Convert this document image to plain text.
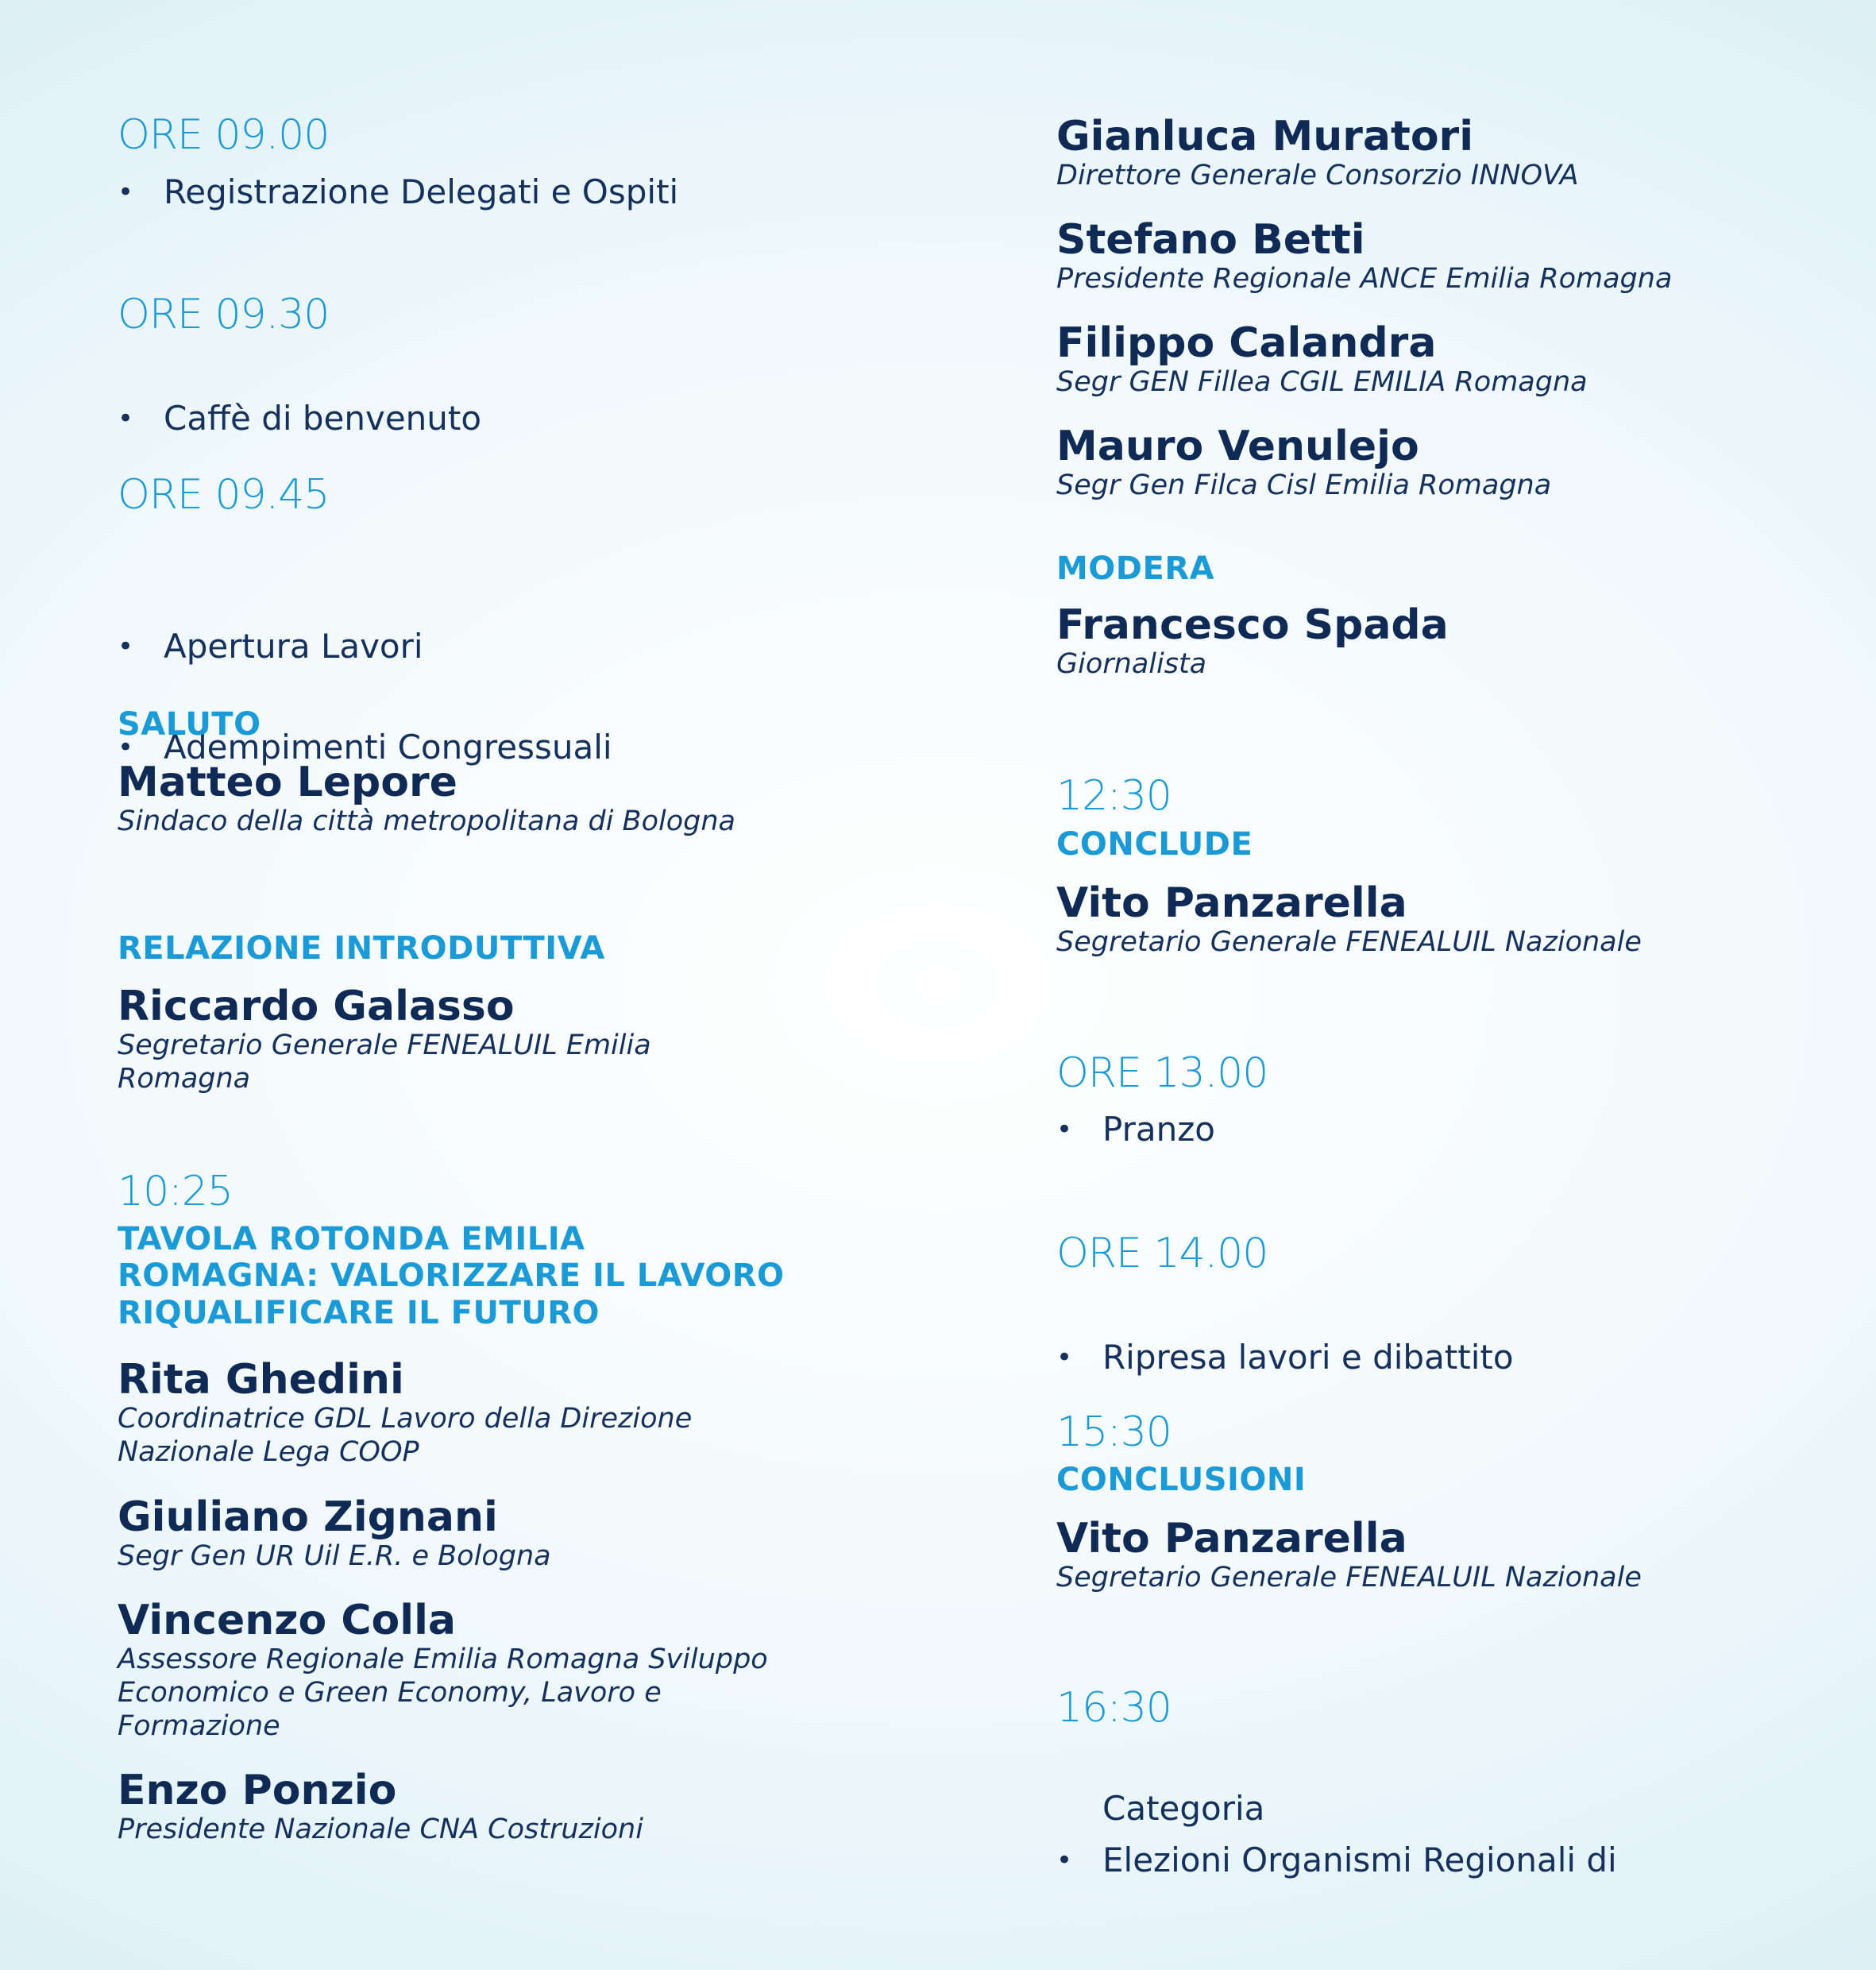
ORE 09.00
• Registrazione Delegati e Ospiti
ORE 09.30
• Caffè di benvenuto
ORE 09.45
• Apertura Lavori
• Adempimenti Congressuali
SALUTO
Matteo Lepore
Sindaco della città metropolitana di Bologna
RELAZIONE INTRODUTTIVA
Riccardo Galasso
Segretario Generale FENEALUIL Emilia
Romagna
10:25
TAVOLA ROTONDA EMILIA
ROMAGNA: VALORIZZARE IL LAVORO
RIQUALIFICARE IL FUTURO
Rita Ghedini
Coordinatrice GDL Lavoro della Direzione
Nazionale Lega COOP
Giuliano Zignani
Segr Gen UR Uil E.R. e Bologna
Vincenzo Colla
Assessore Regionale Emilia Romagna Sviluppo
Economico e Green Economy, Lavoro e
Formazione
Enzo Ponzio
Presidente Nazionale CNA Costruzioni
Gianluca Muratori
Direttore Generale Consorzio INNOVA
Stefano Betti
Presidente Regionale ANCE Emilia Romagna
Filippo Calandra
Segr GEN Fillea CGIL EMILIA Romagna
Mauro Venulejo
Segr Gen Filca Cisl Emilia Romagna
MODERA
Francesco Spada
Giornalista
12:30
CONCLUDE
Vito Panzarella
Segretario Generale FENEALUIL Nazionale
ORE 13.00
• Pranzo
ORE 14.00
• Ripresa lavori e dibattito
15:30
CONCLUSIONI
Vito Panzarella
Segretario Generale FENEALUIL Nazionale
16:30
• Elezioni Organismi Regionali di
Categoria
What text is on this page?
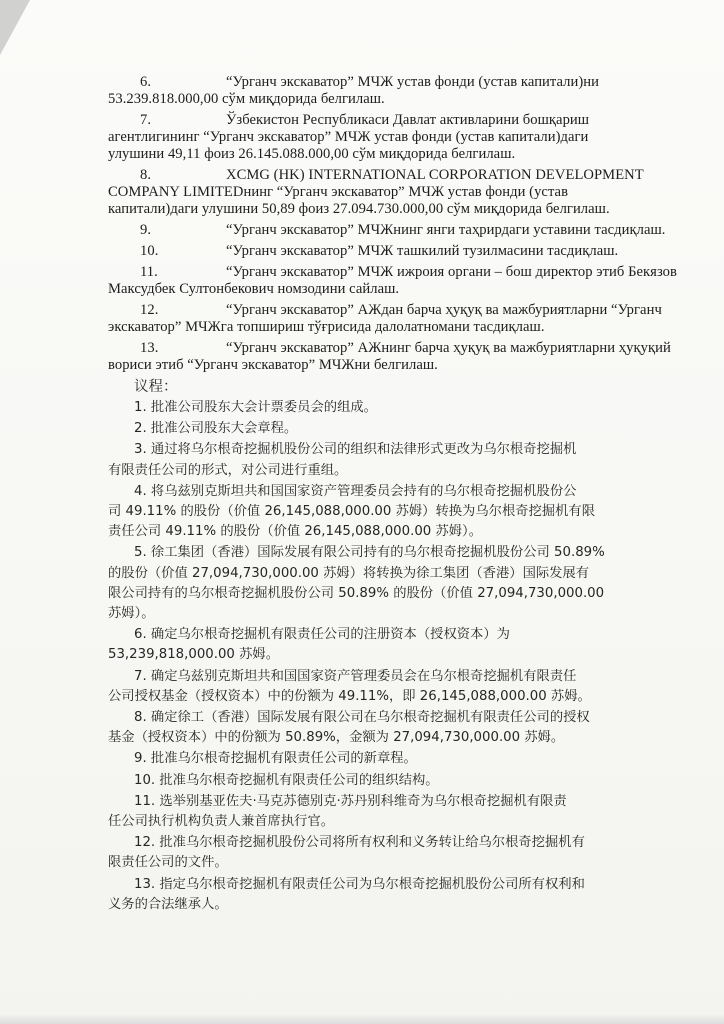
6.	“Урганч экскаватор” МЧЖ устав фонди (устав капитали)ни
53.239.818.000,00 сўм миқдорида белгилаш.
7.	Ўзбекистон Республикаси Давлат активларини бошқариш
агентлигининг “Урганч экскаватор” МЧЖ устав фонди (устав капитали)даги
улушини 49,11 фоиз 26.145.088.000,00 сўм миқдорида белгилаш.
8.	XCMG (HK) INTERNATIONAL CORPORATION DEVELOPMENT
COMPANY LIMITEDнинг “Урганч экскаватор” МЧЖ устав фонди (устав
капитали)даги улушини 50,89 фоиз 27.094.730.000,00 сўм миқдорида белгилаш.
9.	“Урганч экскаватор” МЧЖнинг янги таҳрирдаги уставини тасдиқлаш.
10.	“Урганч экскаватор” МЧЖ ташкилий тузилмасини тасдиқлаш.
11.	“Урганч экскаватор” МЧЖ ижроия органи – бош директор этиб Бекязов
Максудбек Султонбекович номзодини сайлаш.
12.	“Урганч экскаватор” АЖдан барча ҳуқуқ ва мажбуриятларни “Урганч
экскаватор” МЧЖга топшириш тўғрисида далолатномани тасдиқлаш.
13.	“Урганч экскаватор” АЖнинг барча ҳуқуқ ва мажбуриятларни ҳуқуқий
вориси этиб “Урганч экскаватор” МЧЖни белгилаш.
议程：
1. 批准公司股东大会计票委员会的组成。
2. 批准公司股东大会章程。
3. 通过将乌尔根奇挖掘机股份公司的组织和法律形式更改为乌尔根奇挖掘机
有限责任公司的形式，对公司进行重组。
4. 将乌兹别克斯坦共和国国家资产管理委员会持有的乌尔根奇挖掘机股份公
司 49.11% 的股份（价值 26,145,088,000.00 苏姆）转换为乌尔根奇挖掘机有限
责任公司 49.11% 的股份（价值 26,145,088,000.00 苏姆）。
5. 徐工集团（香港）国际发展有限公司持有的乌尔根奇挖掘机股份公司 50.89%
的股份（价值 27,094,730,000.00 苏姆）将转换为徐工集团（香港）国际发展有
限公司持有的乌尔根奇挖掘机股份公司 50.89% 的股份（价值 27,094,730,000.00
苏姆）。
6. 确定乌尔根奇挖掘机有限责任公司的注册资本（授权资本）为
53,239,818,000.00 苏姆。
7. 确定乌兹别克斯坦共和国国家资产管理委员会在乌尔根奇挖掘机有限责任
公司授权基金（授权资本）中的份额为 49.11%，即 26,145,088,000.00 苏姆。
8. 确定徐工（香港）国际发展有限公司在乌尔根奇挖掘机有限责任公司的授权
基金（授权资本）中的份额为 50.89%，金额为 27,094,730,000.00 苏姆。
9. 批准乌尔根奇挖掘机有限责任公司的新章程。
10. 批准乌尔根奇挖掘机有限责任公司的组织结构。
11. 选举别基亚佐夫·马克苏德别克·苏丹别科维奇为乌尔根奇挖掘机有限责
任公司执行机构负责人兼首席执行官。
12. 批准乌尔根奇挖掘机股份公司将所有权利和义务转让给乌尔根奇挖掘机有
限责任公司的文件。
13. 指定乌尔根奇挖掘机有限责任公司为乌尔根奇挖掘机股份公司所有权利和
义务的合法继承人。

WRITTEN REQUEST:
Write out, exactly, each line from the one containing "What text is on this page?" down to the final line of the data above. Both of those lines count, and the pictures are left out.

EXERCISE OUTPUT:
What text is on this page?
6.	“Урганч экскаватор” МЧЖ устав фонди (устав капитали)ни
53.239.818.000,00 сўм миқдорида белгилаш.
7.	Ўзбекистон Республикаси Давлат активларини бошқариш
агентлигининг “Урганч экскаватор” МЧЖ устав фонди (устав капитали)даги
улушини 49,11 фоиз 26.145.088.000,00 сўм миқдорида белгилаш.
8.	XCMG (HK) INTERNATIONAL CORPORATION DEVELOPMENT
COMPANY LIMITEDнинг “Урганч экскаватор” МЧЖ устав фонди (устав
капитали)даги улушини 50,89 фоиз 27.094.730.000,00 сўм миқдорида белгилаш.
9.	“Урганч экскаватор” МЧЖнинг янги таҳрирдаги уставини тасдиқлаш.
10.	“Урганч экскаватор” МЧЖ ташкилий тузилмасини тасдиқлаш.
11.	“Урганч экскаватор” МЧЖ ижроия органи – бош директор этиб Бекязов
Максудбек Султонбекович номзодини сайлаш.
12.	“Урганч экскаватор” АЖдан барча ҳуқуқ ва мажбуриятларни “Урганч
экскаватор” МЧЖга топшириш тўғрисида далолатномани тасдиқлаш.
13.	“Урганч экскаватор” АЖнинг барча ҳуқуқ ва мажбуриятларни ҳуқуқий
вориси этиб “Урганч экскаватор” МЧЖни белгилаш.
议程：
1. 批准公司股东大会计票委员会的组成。
2. 批准公司股东大会章程。
3. 通过将乌尔根奇挖掘机股份公司的组织和法律形式更改为乌尔根奇挖掘机
有限责任公司的形式，对公司进行重组。
4. 将乌兹别克斯坦共和国国家资产管理委员会持有的乌尔根奇挖掘机股份公
司 49.11% 的股份（价值 26,145,088,000.00 苏姆）转换为乌尔根奇挖掘机有限
责任公司 49.11% 的股份（价值 26,145,088,000.00 苏姆）。
5. 徐工集团（香港）国际发展有限公司持有的乌尔根奇挖掘机股份公司 50.89%
的股份（价值 27,094,730,000.00 苏姆）将转换为徐工集团（香港）国际发展有
限公司持有的乌尔根奇挖掘机股份公司 50.89% 的股份（价值 27,094,730,000.00
苏姆）。
6. 确定乌尔根奇挖掘机有限责任公司的注册资本（授权资本）为
53,239,818,000.00 苏姆。
7. 确定乌兹别克斯坦共和国国家资产管理委员会在乌尔根奇挖掘机有限责任
公司授权基金（授权资本）中的份额为 49.11%，即 26,145,088,000.00 苏姆。
8. 确定徐工（香港）国际发展有限公司在乌尔根奇挖掘机有限责任公司的授权
基金（授权资本）中的份额为 50.89%，金额为 27,094,730,000.00 苏姆。
9. 批准乌尔根奇挖掘机有限责任公司的新章程。
10. 批准乌尔根奇挖掘机有限责任公司的组织结构。
11. 选举别基亚佐夫·马克苏德别克·苏丹别科维奇为乌尔根奇挖掘机有限责
任公司执行机构负责人兼首席执行官。
12. 批准乌尔根奇挖掘机股份公司将所有权利和义务转让给乌尔根奇挖掘机有
限责任公司的文件。
13. 指定乌尔根奇挖掘机有限责任公司为乌尔根奇挖掘机股份公司所有权利和
义务的合法继承人。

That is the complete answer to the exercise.